▸ What the exercise asks
Without the images, write out the whole listing exactly.

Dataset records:

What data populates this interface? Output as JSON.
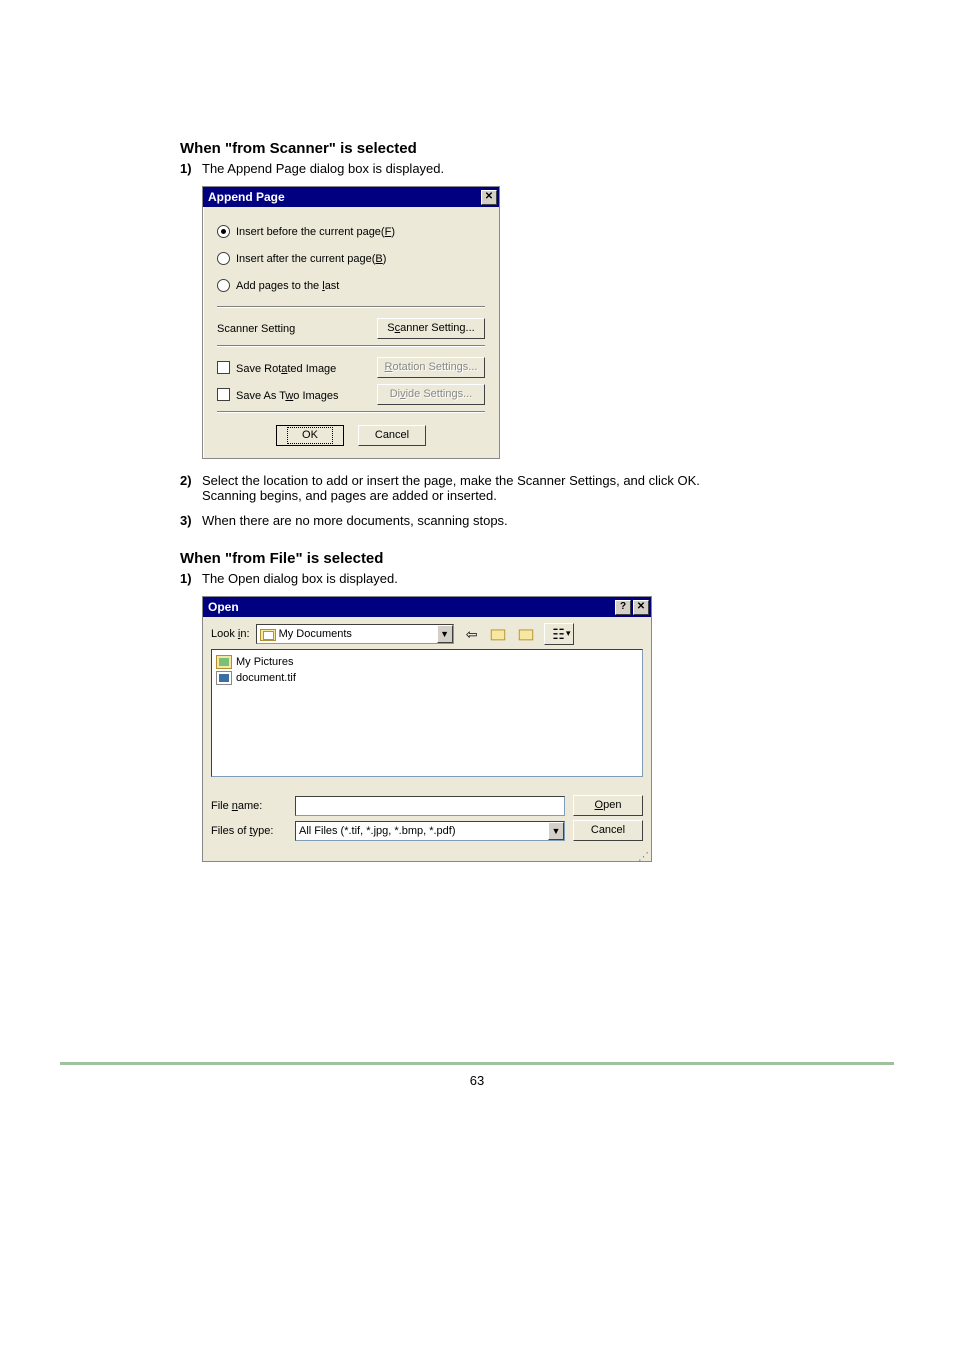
{
  "section1": {
    "heading": "When \"from Scanner\" is selected",
    "step1_num": "1)",
    "step1_text": "The Append Page dialog box is displayed.",
    "step2_num": "2)",
    "step2_text": "Select the location to add or insert the page, make the Scanner Settings, and click OK.",
    "step2_sub": "Scanning begins, and pages are added or inserted.",
    "step3_num": "3)",
    "step3_text": "When there are no more documents, scanning stops."
  },
  "append_dialog": {
    "title": "Append Page",
    "radio1_pre": "Insert before the current page(",
    "radio1_u": "F",
    "radio1_post": ")",
    "radio2_pre": "Insert after the current page(",
    "radio2_u": "B",
    "radio2_post": ")",
    "radio3_pre": "Add pages to the ",
    "radio3_u": "l",
    "radio3_post": "ast",
    "scanner_label": "Scanner Setting",
    "scanner_btn_pre": "S",
    "scanner_btn_u": "c",
    "scanner_btn_post": "anner Setting...",
    "rotate_pre": "Save Rot",
    "rotate_u": "a",
    "rotate_post": "ted Image",
    "rotate_btn_u": "R",
    "rotate_btn_post": "otation Settings...",
    "two_pre": "Save As T",
    "two_u": "w",
    "two_post": "o Images",
    "divide_btn_pre": "Di",
    "divide_btn_u": "v",
    "divide_btn_post": "ide Settings...",
    "ok": "OK",
    "cancel": "Cancel"
  },
  "section2": {
    "heading": "When \"from File\" is selected",
    "step1_num": "1)",
    "step1_text": "The Open dialog box is displayed."
  },
  "open_dialog": {
    "title": "Open",
    "lookin_pre": "Look ",
    "lookin_u": "i",
    "lookin_post": "n:",
    "lookin_value": "My Documents",
    "file_pictures": "My Pictures",
    "file_doc": "document.tif",
    "filename_pre": "File ",
    "filename_u": "n",
    "filename_post": "ame:",
    "filetype_pre": "Files of ",
    "filetype_u": "t",
    "filetype_post": "ype:",
    "filetype_value": "All Files (*.tif, *.jpg, *.bmp, *.pdf)",
    "open_u": "O",
    "open_post": "pen",
    "cancel": "Cancel"
  },
  "footer": {
    "page": "63"
  }
}
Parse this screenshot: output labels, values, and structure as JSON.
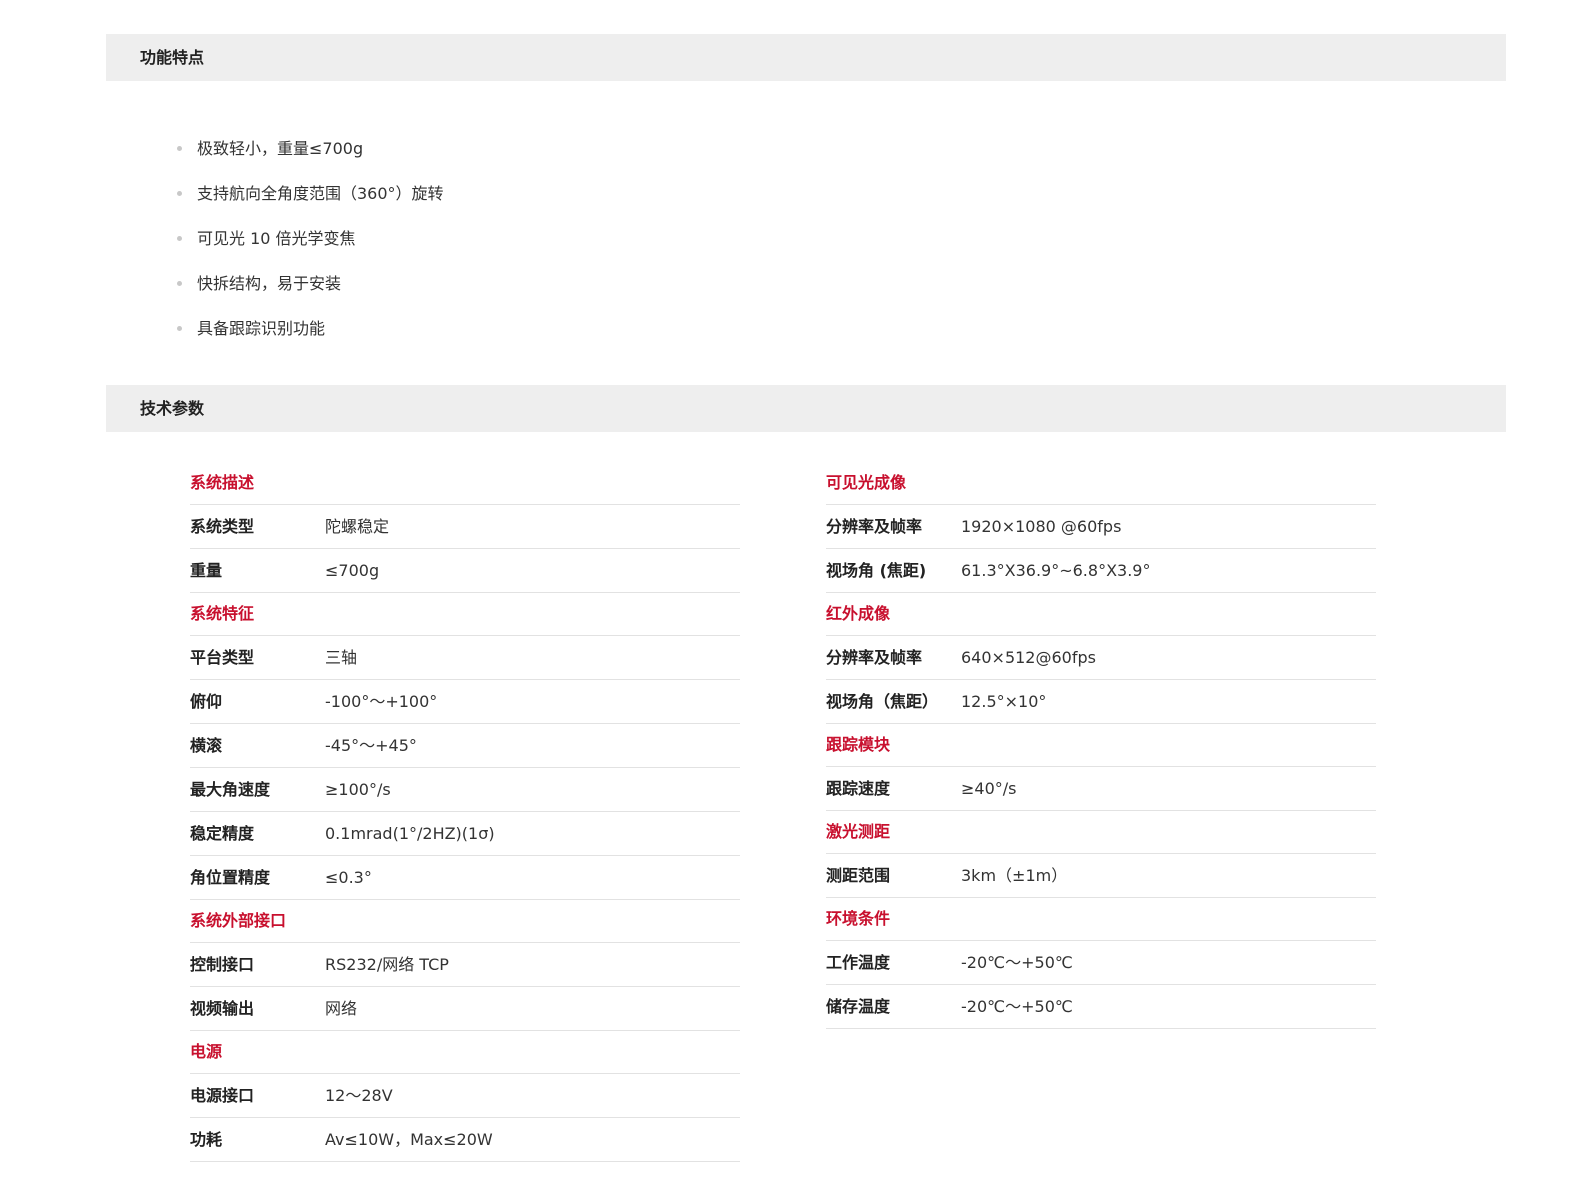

▸ Task answer
What data populates this interface? Output as JSON.
{
  "section1": {
    "heading": "When \"from Scanner\" is selected",
    "step1_num": "1)",
    "step1_text": "The Append Page dialog box is displayed.",
    "step2_num": "2)",
    "step2_text": "Select the location to add or insert the page, make the Scanner Settings, and click OK.",
    "step2_sub": "Scanning begins, and pages are added or inserted.",
    "step3_num": "3)",
    "step3_text": "When there are no more documents, scanning stops."
  },
  "append_dialog": {
    "title": "Append Page",
    "radio1_pre": "Insert before the current page(",
    "radio1_u": "F",
    "radio1_post": ")",
    "radio2_pre": "Insert after the current page(",
    "radio2_u": "B",
    "radio2_post": ")",
    "radio3_pre": "Add pages to the ",
    "radio3_u": "l",
    "radio3_post": "ast",
    "scanner_label": "Scanner Setting",
    "scanner_btn_pre": "S",
    "scanner_btn_u": "c",
    "scanner_btn_post": "anner Setting...",
    "rotate_pre": "Save Rot",
    "rotate_u": "a",
    "rotate_post": "ted Image",
    "rotate_btn_u": "R",
    "rotate_btn_post": "otation Settings...",
    "two_pre": "Save As T",
    "two_u": "w",
    "two_post": "o Images",
    "divide_btn_pre": "Di",
    "divide_btn_u": "v",
    "divide_btn_post": "ide Settings...",
    "ok": "OK",
    "cancel": "Cancel"
  },
  "section2": {
    "heading": "When \"from File\" is selected",
    "step1_num": "1)",
    "step1_text": "The Open dialog box is displayed."
  },
  "open_dialog": {
    "title": "Open",
    "lookin_pre": "Look ",
    "lookin_u": "i",
    "lookin_post": "n:",
    "lookin_value": "My Documents",
    "file_pictures": "My Pictures",
    "file_doc": "document.tif",
    "filename_pre": "File ",
    "filename_u": "n",
    "filename_post": "ame:",
    "filetype_pre": "Files of ",
    "filetype_u": "t",
    "filetype_post": "ype:",
    "filetype_value": "All Files (*.tif, *.jpg, *.bmp, *.pdf)",
    "open_u": "O",
    "open_post": "pen",
    "cancel": "Cancel"
  },
  "footer": {
    "page": "63"
  }
}
Parse this screenshot: output labels, values, and structure as JSON.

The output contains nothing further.